- _INSTRUCTIONS TO FOLLOW_:
Transcribe the entries exactly; images are not part of the copy.

- _DATA TO PROCESS_:

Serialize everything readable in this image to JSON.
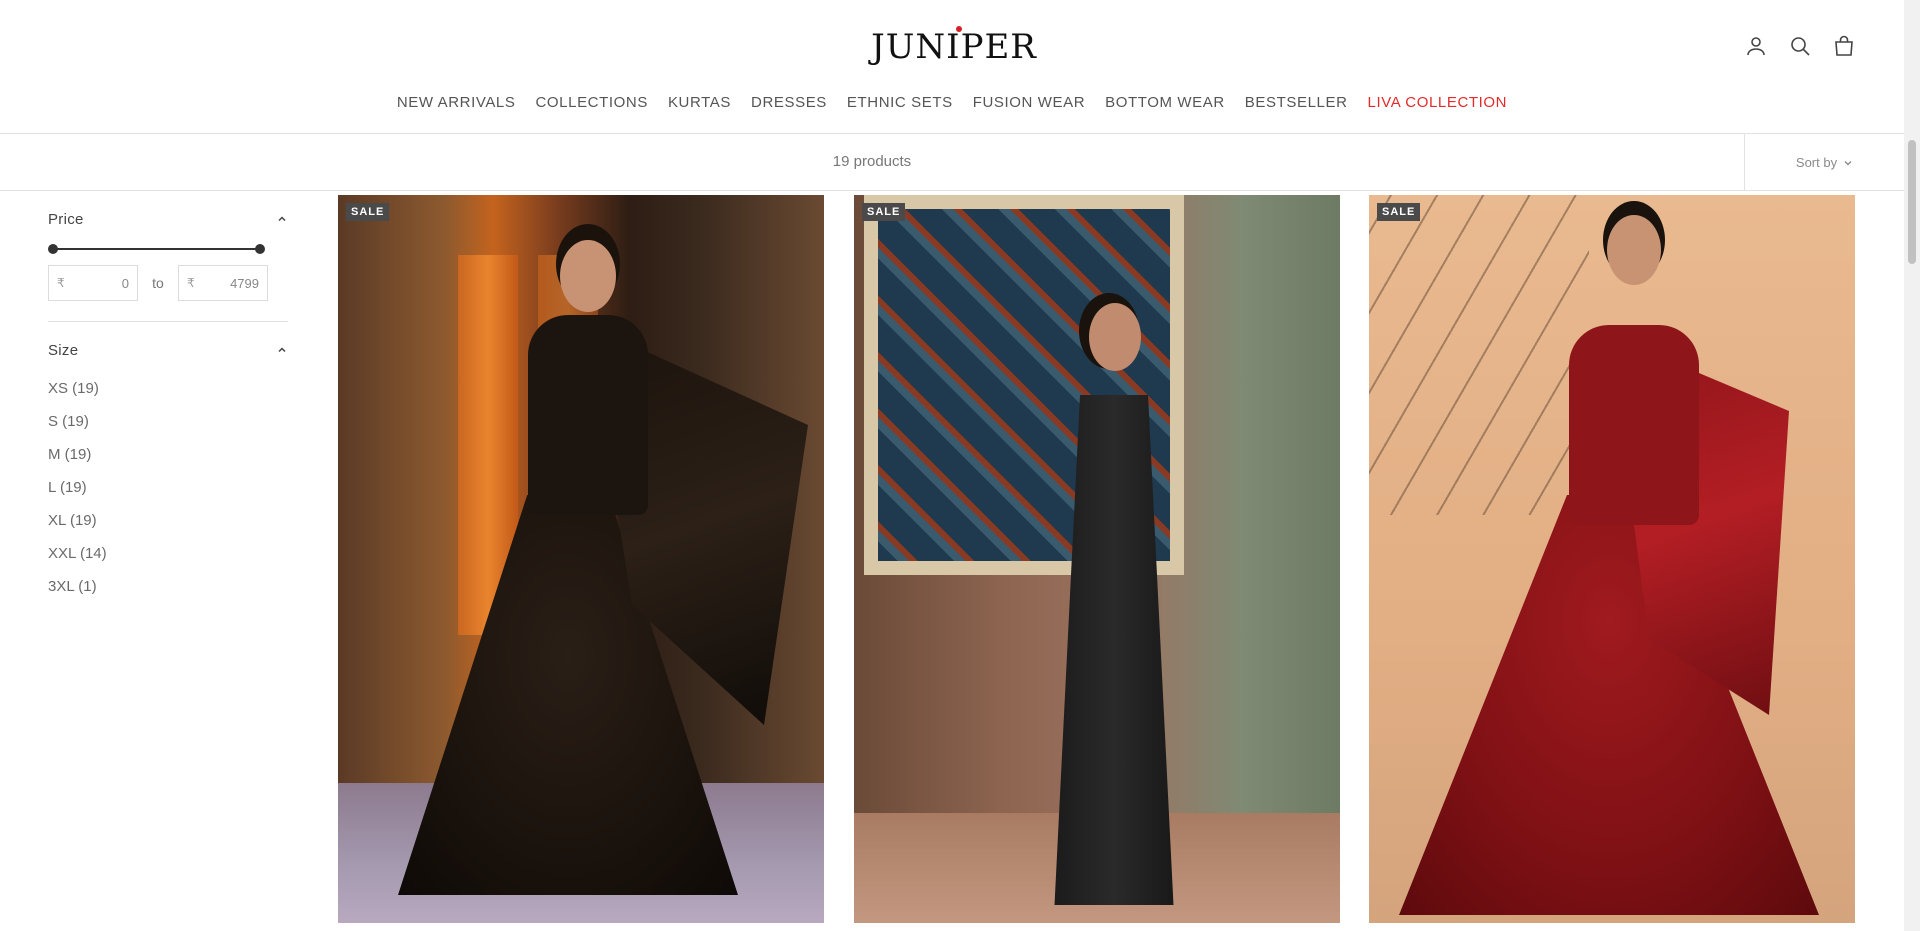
{
  "brand": {
    "logo_text": "JUNIPER"
  },
  "nav": {
    "items": [
      {
        "label": "NEW ARRIVALS"
      },
      {
        "label": "COLLECTIONS"
      },
      {
        "label": "KURTAS"
      },
      {
        "label": "DRESSES"
      },
      {
        "label": "ETHNIC SETS"
      },
      {
        "label": "FUSION WEAR"
      },
      {
        "label": "BOTTOM WEAR"
      },
      {
        "label": "BESTSELLER"
      },
      {
        "label": "LIVA COLLECTION",
        "highlight": true
      }
    ],
    "highlight_color": "#e42b2b"
  },
  "header_icons": [
    "account-icon",
    "search-icon",
    "cart-icon"
  ],
  "toolbar": {
    "product_count": "19 products",
    "sort_label": "Sort by"
  },
  "filters": {
    "price": {
      "title": "Price",
      "currency": "₹",
      "min": "0",
      "max": "4799",
      "to_label": "to"
    },
    "size": {
      "title": "Size",
      "options": [
        {
          "label": "XS (19)"
        },
        {
          "label": "S (19)"
        },
        {
          "label": "M (19)"
        },
        {
          "label": "L (19)"
        },
        {
          "label": "XL (19)"
        },
        {
          "label": "XXL (14)"
        },
        {
          "label": "3XL (1)"
        }
      ]
    }
  },
  "products": [
    {
      "badge": "SALE"
    },
    {
      "badge": "SALE"
    },
    {
      "badge": "SALE"
    }
  ]
}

- _SOLUTION FOR THIS TASK_:
Serialize everything readable in this image to JSON.
{
  "brand": {
    "logo_text": "JUNIPER"
  },
  "nav": {
    "items": [
      {
        "label": "NEW ARRIVALS"
      },
      {
        "label": "COLLECTIONS"
      },
      {
        "label": "KURTAS"
      },
      {
        "label": "DRESSES"
      },
      {
        "label": "ETHNIC SETS"
      },
      {
        "label": "FUSION WEAR"
      },
      {
        "label": "BOTTOM WEAR"
      },
      {
        "label": "BESTSELLER"
      },
      {
        "label": "LIVA COLLECTION",
        "highlight": true
      }
    ],
    "highlight_color": "#e42b2b"
  },
  "header_icons": [
    "account-icon",
    "search-icon",
    "cart-icon"
  ],
  "toolbar": {
    "product_count": "19 products",
    "sort_label": "Sort by"
  },
  "filters": {
    "price": {
      "title": "Price",
      "currency": "₹",
      "min": "0",
      "max": "4799",
      "to_label": "to"
    },
    "size": {
      "title": "Size",
      "options": [
        {
          "label": "XS (19)"
        },
        {
          "label": "S (19)"
        },
        {
          "label": "M (19)"
        },
        {
          "label": "L (19)"
        },
        {
          "label": "XL (19)"
        },
        {
          "label": "XXL (14)"
        },
        {
          "label": "3XL (1)"
        }
      ]
    }
  },
  "products": [
    {
      "badge": "SALE"
    },
    {
      "badge": "SALE"
    },
    {
      "badge": "SALE"
    }
  ]
}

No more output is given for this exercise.